● **TASK STATEMENT**
Each line of the material must be repeated precisely, with the pictures left out.

● **Records that describe figures**
────────────────
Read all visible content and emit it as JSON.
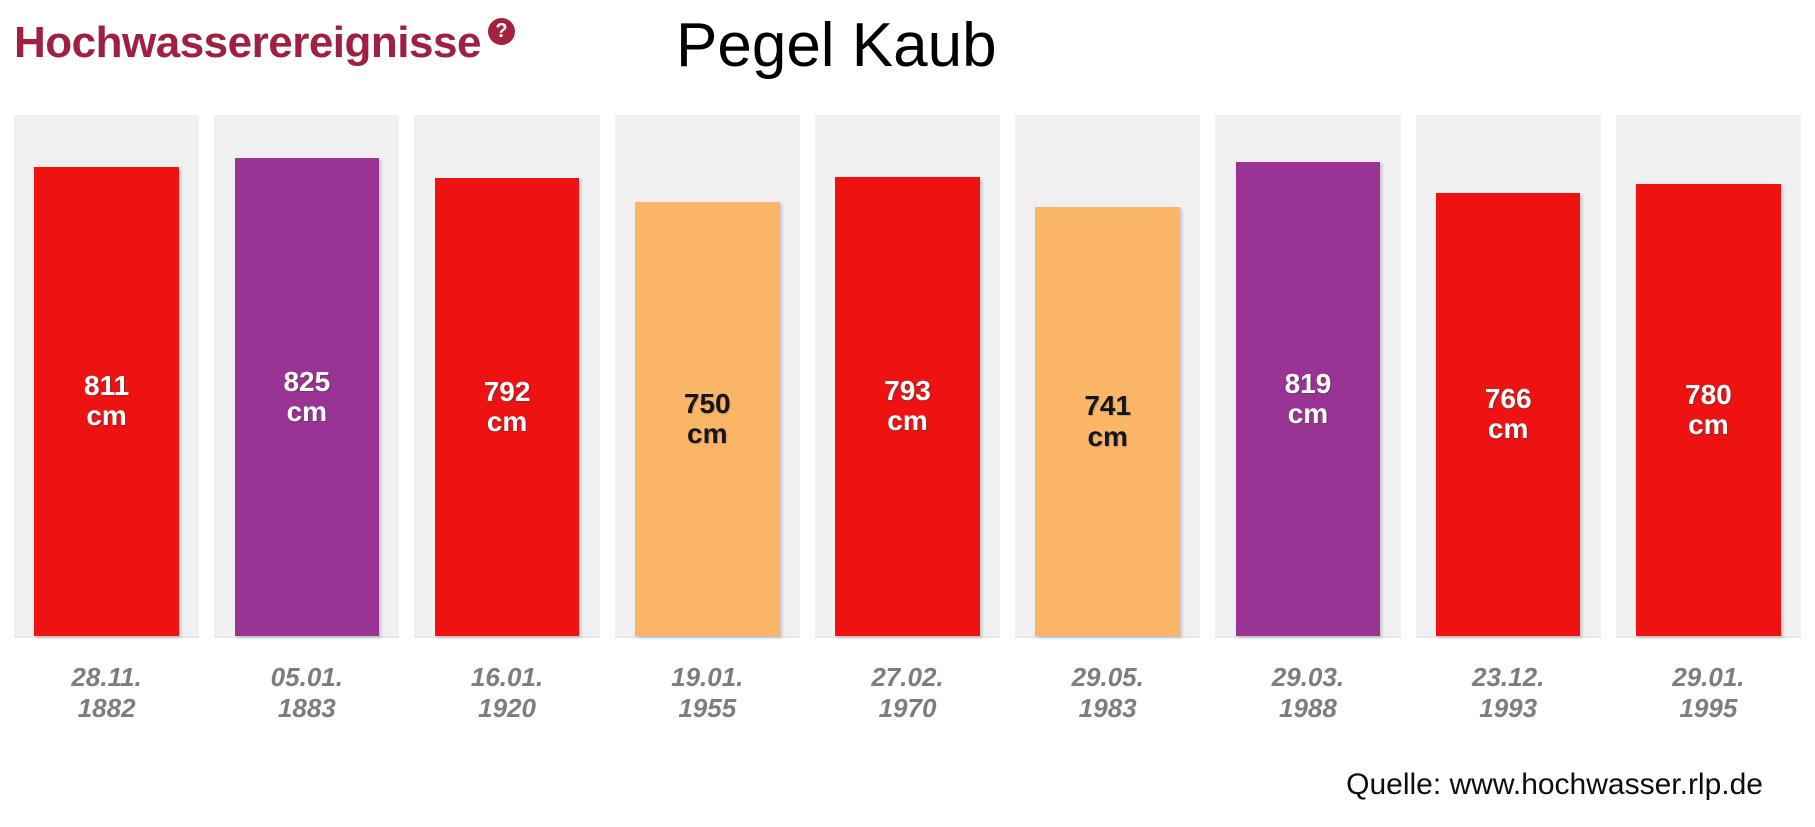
{
  "header": {
    "widget_title": "Hochwasserereignisse",
    "help_icon_glyph": "?",
    "chart_title": "Pegel Kaub"
  },
  "colors": {
    "title_maroon": "#9e2143",
    "badge_maroon": "#a12340",
    "column_background": "#f0f0f0",
    "bar_red": "#ee1212",
    "bar_purple": "#993394",
    "bar_orange": "#fbb567",
    "date_gray": "#7d7d7d"
  },
  "chart_data": {
    "type": "bar",
    "title": "Pegel Kaub",
    "xlabel": "",
    "ylabel": "",
    "unit": "cm",
    "ylim": [
      0,
      900
    ],
    "grid": false,
    "legend": false,
    "categories": [
      "28.11. 1882",
      "05.01. 1883",
      "16.01. 1920",
      "19.01. 1955",
      "27.02. 1970",
      "29.05. 1983",
      "29.03. 1988",
      "23.12. 1993",
      "29.01. 1995"
    ],
    "values": [
      811,
      825,
      792,
      750,
      793,
      741,
      819,
      766,
      780
    ],
    "bars": [
      {
        "value": 811,
        "unit": "cm",
        "date_day": "28.11.",
        "date_year": "1882",
        "color": "#ee1212",
        "text": "light"
      },
      {
        "value": 825,
        "unit": "cm",
        "date_day": "05.01.",
        "date_year": "1883",
        "color": "#993394",
        "text": "light"
      },
      {
        "value": 792,
        "unit": "cm",
        "date_day": "16.01.",
        "date_year": "1920",
        "color": "#ee1212",
        "text": "light"
      },
      {
        "value": 750,
        "unit": "cm",
        "date_day": "19.01.",
        "date_year": "1955",
        "color": "#fbb567",
        "text": "dark"
      },
      {
        "value": 793,
        "unit": "cm",
        "date_day": "27.02.",
        "date_year": "1970",
        "color": "#ee1212",
        "text": "light"
      },
      {
        "value": 741,
        "unit": "cm",
        "date_day": "29.05.",
        "date_year": "1983",
        "color": "#fbb567",
        "text": "dark"
      },
      {
        "value": 819,
        "unit": "cm",
        "date_day": "29.03.",
        "date_year": "1988",
        "color": "#993394",
        "text": "light"
      },
      {
        "value": 766,
        "unit": "cm",
        "date_day": "23.12.",
        "date_year": "1993",
        "color": "#ee1212",
        "text": "light"
      },
      {
        "value": 780,
        "unit": "cm",
        "date_day": "29.01.",
        "date_year": "1995",
        "color": "#ee1212",
        "text": "light"
      }
    ]
  },
  "source": {
    "label": "Quelle: www.hochwasser.rlp.de"
  }
}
────────────────
● **OUTPUT OF THE TASK**
Read all visible content and emit it as JSON.
{
  "header": {
    "widget_title": "Hochwasserereignisse",
    "help_icon_glyph": "?",
    "chart_title": "Pegel Kaub"
  },
  "colors": {
    "title_maroon": "#9e2143",
    "badge_maroon": "#a12340",
    "column_background": "#f0f0f0",
    "bar_red": "#ee1212",
    "bar_purple": "#993394",
    "bar_orange": "#fbb567",
    "date_gray": "#7d7d7d"
  },
  "chart_data": {
    "type": "bar",
    "title": "Pegel Kaub",
    "xlabel": "",
    "ylabel": "",
    "unit": "cm",
    "ylim": [
      0,
      900
    ],
    "grid": false,
    "legend": false,
    "categories": [
      "28.11. 1882",
      "05.01. 1883",
      "16.01. 1920",
      "19.01. 1955",
      "27.02. 1970",
      "29.05. 1983",
      "29.03. 1988",
      "23.12. 1993",
      "29.01. 1995"
    ],
    "values": [
      811,
      825,
      792,
      750,
      793,
      741,
      819,
      766,
      780
    ],
    "bars": [
      {
        "value": 811,
        "unit": "cm",
        "date_day": "28.11.",
        "date_year": "1882",
        "color": "#ee1212",
        "text": "light"
      },
      {
        "value": 825,
        "unit": "cm",
        "date_day": "05.01.",
        "date_year": "1883",
        "color": "#993394",
        "text": "light"
      },
      {
        "value": 792,
        "unit": "cm",
        "date_day": "16.01.",
        "date_year": "1920",
        "color": "#ee1212",
        "text": "light"
      },
      {
        "value": 750,
        "unit": "cm",
        "date_day": "19.01.",
        "date_year": "1955",
        "color": "#fbb567",
        "text": "dark"
      },
      {
        "value": 793,
        "unit": "cm",
        "date_day": "27.02.",
        "date_year": "1970",
        "color": "#ee1212",
        "text": "light"
      },
      {
        "value": 741,
        "unit": "cm",
        "date_day": "29.05.",
        "date_year": "1983",
        "color": "#fbb567",
        "text": "dark"
      },
      {
        "value": 819,
        "unit": "cm",
        "date_day": "29.03.",
        "date_year": "1988",
        "color": "#993394",
        "text": "light"
      },
      {
        "value": 766,
        "unit": "cm",
        "date_day": "23.12.",
        "date_year": "1993",
        "color": "#ee1212",
        "text": "light"
      },
      {
        "value": 780,
        "unit": "cm",
        "date_day": "29.01.",
        "date_year": "1995",
        "color": "#ee1212",
        "text": "light"
      }
    ]
  },
  "source": {
    "label": "Quelle: www.hochwasser.rlp.de"
  }
}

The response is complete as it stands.